— A block of data —
◇ ◇ ◇

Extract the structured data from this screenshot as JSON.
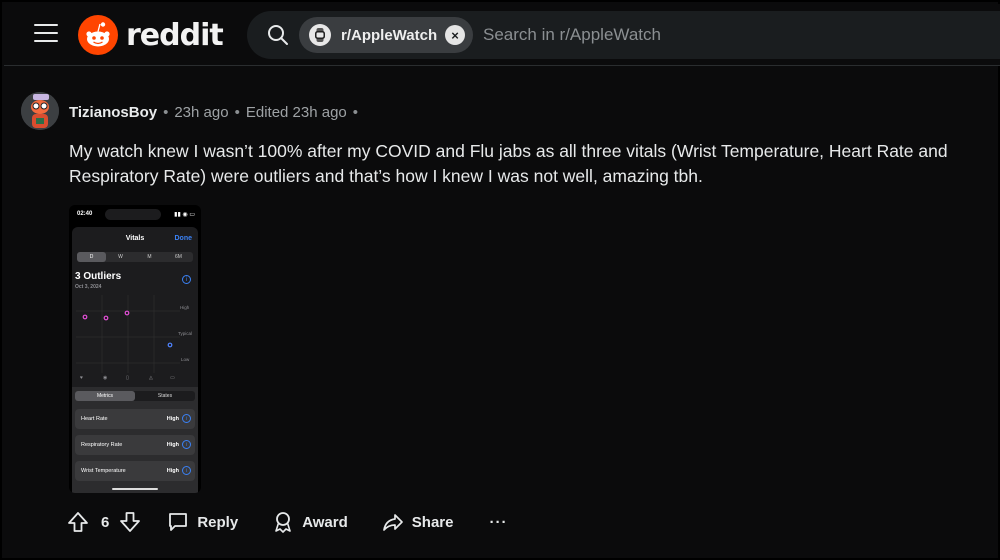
{
  "header": {
    "logo_text": "reddit",
    "community_chip": "r/AppleWatch",
    "chip_close_glyph": "×",
    "search_placeholder": "Search in r/AppleWatch"
  },
  "comment": {
    "author": "TizianosBoy",
    "time": "23h ago",
    "edited": "Edited 23h ago",
    "separator": "•",
    "body": "My watch knew I wasn’t 100% after my COVID and Flu jabs as all three vitals (Wrist Temperature, Heart Rate and Respiratory Rate) were outliers and that’s how I knew I was not well, amazing tbh."
  },
  "embedded_screenshot": {
    "status_time": "02:40",
    "title": "Vitals",
    "done": "Done",
    "ranges": [
      "D",
      "W",
      "M",
      "6M"
    ],
    "selected_range": "D",
    "heading": "3 Outliers",
    "date": "Oct 3, 2024",
    "levels": [
      "High",
      "Typical",
      "Low"
    ],
    "tabs": [
      "Metrics",
      "States"
    ],
    "selected_tab": "Metrics",
    "metrics": [
      {
        "name": "Heart Rate",
        "value": "High"
      },
      {
        "name": "Respiratory Rate",
        "value": "High"
      },
      {
        "name": "Wrist Temperature",
        "value": "High"
      }
    ]
  },
  "actions": {
    "vote_count": "6",
    "reply": "Reply",
    "award": "Award",
    "share": "Share",
    "more": "···"
  },
  "colors": {
    "background": "#0b0b0c",
    "brand": "#ff4500",
    "outlier_pink": "#e34fd6",
    "outlier_blue": "#4f83ff",
    "link_blue": "#3b82f6"
  }
}
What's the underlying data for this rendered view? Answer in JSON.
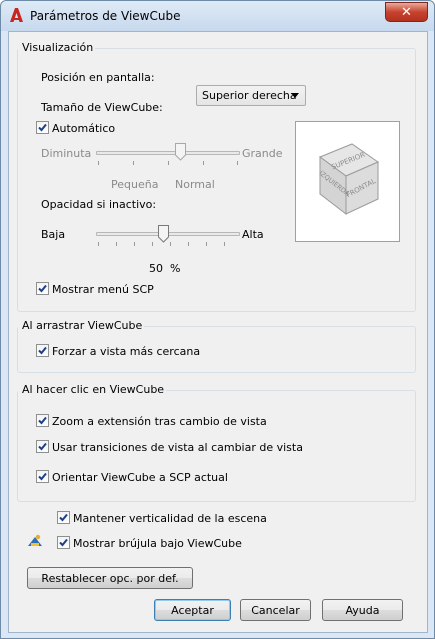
{
  "window": {
    "title": "Parámetros de ViewCube",
    "close_glyph": "✕"
  },
  "visualizacion": {
    "group_title": "Visualización",
    "position_label": "Posición en pantalla:",
    "position_value": "Superior derecha",
    "size_label": "Tamaño de ViewCube:",
    "auto_label": "Automático",
    "auto_checked": true,
    "size_min_label": "Diminuta",
    "size_max_label": "Grande",
    "size_tick_small": "Pequeña",
    "size_tick_normal": "Normal",
    "opacity_label": "Opacidad si inactivo:",
    "opacity_min_label": "Baja",
    "opacity_max_label": "Alta",
    "opacity_value": "50",
    "opacity_unit": "%",
    "show_ucs_menu_label": "Mostrar menú SCP",
    "show_ucs_menu_checked": true,
    "cube_faces": {
      "top": "SUPERIOR",
      "left": "IZQUIERDA",
      "right": "FRONTAL"
    }
  },
  "arrastrar": {
    "group_title": "Al arrastrar ViewCube",
    "snap_label": "Forzar a vista más cercana",
    "snap_checked": true
  },
  "clic": {
    "group_title": "Al hacer clic en ViewCube",
    "zoom_label": "Zoom a extensión tras cambio de vista",
    "transitions_label": "Usar transiciones de vista al cambiar de vista",
    "orient_label": "Orientar ViewCube a SCP actual"
  },
  "misc": {
    "keep_up_label": "Mantener verticalidad de la escena",
    "compass_label": "Mostrar brújula bajo ViewCube"
  },
  "buttons": {
    "restore": "Restablecer opc. por def.",
    "ok": "Aceptar",
    "cancel": "Cancelar",
    "help": "Ayuda"
  },
  "colors": {
    "accent_red": "#c7432f",
    "default_button": "#3c7fb1"
  }
}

◇ ◇ ◇

— Directions —
Omit the pictures and reproduce the listing exactly.

— Task result —
Extract the structured data from this screenshot as JSON.
{
  "header": {
    "logo_text": "reddit",
    "community_chip": "r/AppleWatch",
    "chip_close_glyph": "×",
    "search_placeholder": "Search in r/AppleWatch"
  },
  "comment": {
    "author": "TizianosBoy",
    "time": "23h ago",
    "edited": "Edited 23h ago",
    "separator": "•",
    "body": "My watch knew I wasn’t 100% after my COVID and Flu jabs as all three vitals (Wrist Temperature, Heart Rate and Respiratory Rate) were outliers and that’s how I knew I was not well, amazing tbh."
  },
  "embedded_screenshot": {
    "status_time": "02:40",
    "title": "Vitals",
    "done": "Done",
    "ranges": [
      "D",
      "W",
      "M",
      "6M"
    ],
    "selected_range": "D",
    "heading": "3 Outliers",
    "date": "Oct 3, 2024",
    "levels": [
      "High",
      "Typical",
      "Low"
    ],
    "tabs": [
      "Metrics",
      "States"
    ],
    "selected_tab": "Metrics",
    "metrics": [
      {
        "name": "Heart Rate",
        "value": "High"
      },
      {
        "name": "Respiratory Rate",
        "value": "High"
      },
      {
        "name": "Wrist Temperature",
        "value": "High"
      }
    ]
  },
  "actions": {
    "vote_count": "6",
    "reply": "Reply",
    "award": "Award",
    "share": "Share",
    "more": "···"
  },
  "colors": {
    "background": "#0b0b0c",
    "brand": "#ff4500",
    "outlier_pink": "#e34fd6",
    "outlier_blue": "#4f83ff",
    "link_blue": "#3b82f6"
  }
}
What's the underlying data for this rendered view? Answer in JSON.
{
  "window": {
    "title": "Parámetros de ViewCube",
    "close_glyph": "✕"
  },
  "visualizacion": {
    "group_title": "Visualización",
    "position_label": "Posición en pantalla:",
    "position_value": "Superior derecha",
    "size_label": "Tamaño de ViewCube:",
    "auto_label": "Automático",
    "auto_checked": true,
    "size_min_label": "Diminuta",
    "size_max_label": "Grande",
    "size_tick_small": "Pequeña",
    "size_tick_normal": "Normal",
    "opacity_label": "Opacidad si inactivo:",
    "opacity_min_label": "Baja",
    "opacity_max_label": "Alta",
    "opacity_value": "50",
    "opacity_unit": "%",
    "show_ucs_menu_label": "Mostrar menú SCP",
    "show_ucs_menu_checked": true,
    "cube_faces": {
      "top": "SUPERIOR",
      "left": "IZQUIERDA",
      "right": "FRONTAL"
    }
  },
  "arrastrar": {
    "group_title": "Al arrastrar ViewCube",
    "snap_label": "Forzar a vista más cercana",
    "snap_checked": true
  },
  "clic": {
    "group_title": "Al hacer clic en ViewCube",
    "zoom_label": "Zoom a extensión tras cambio de vista",
    "transitions_label": "Usar transiciones de vista al cambiar de vista",
    "orient_label": "Orientar ViewCube a SCP actual"
  },
  "misc": {
    "keep_up_label": "Mantener verticalidad de la escena",
    "compass_label": "Mostrar brújula bajo ViewCube"
  },
  "buttons": {
    "restore": "Restablecer opc. por def.",
    "ok": "Aceptar",
    "cancel": "Cancelar",
    "help": "Ayuda"
  },
  "colors": {
    "accent_red": "#c7432f",
    "default_button": "#3c7fb1"
  }
}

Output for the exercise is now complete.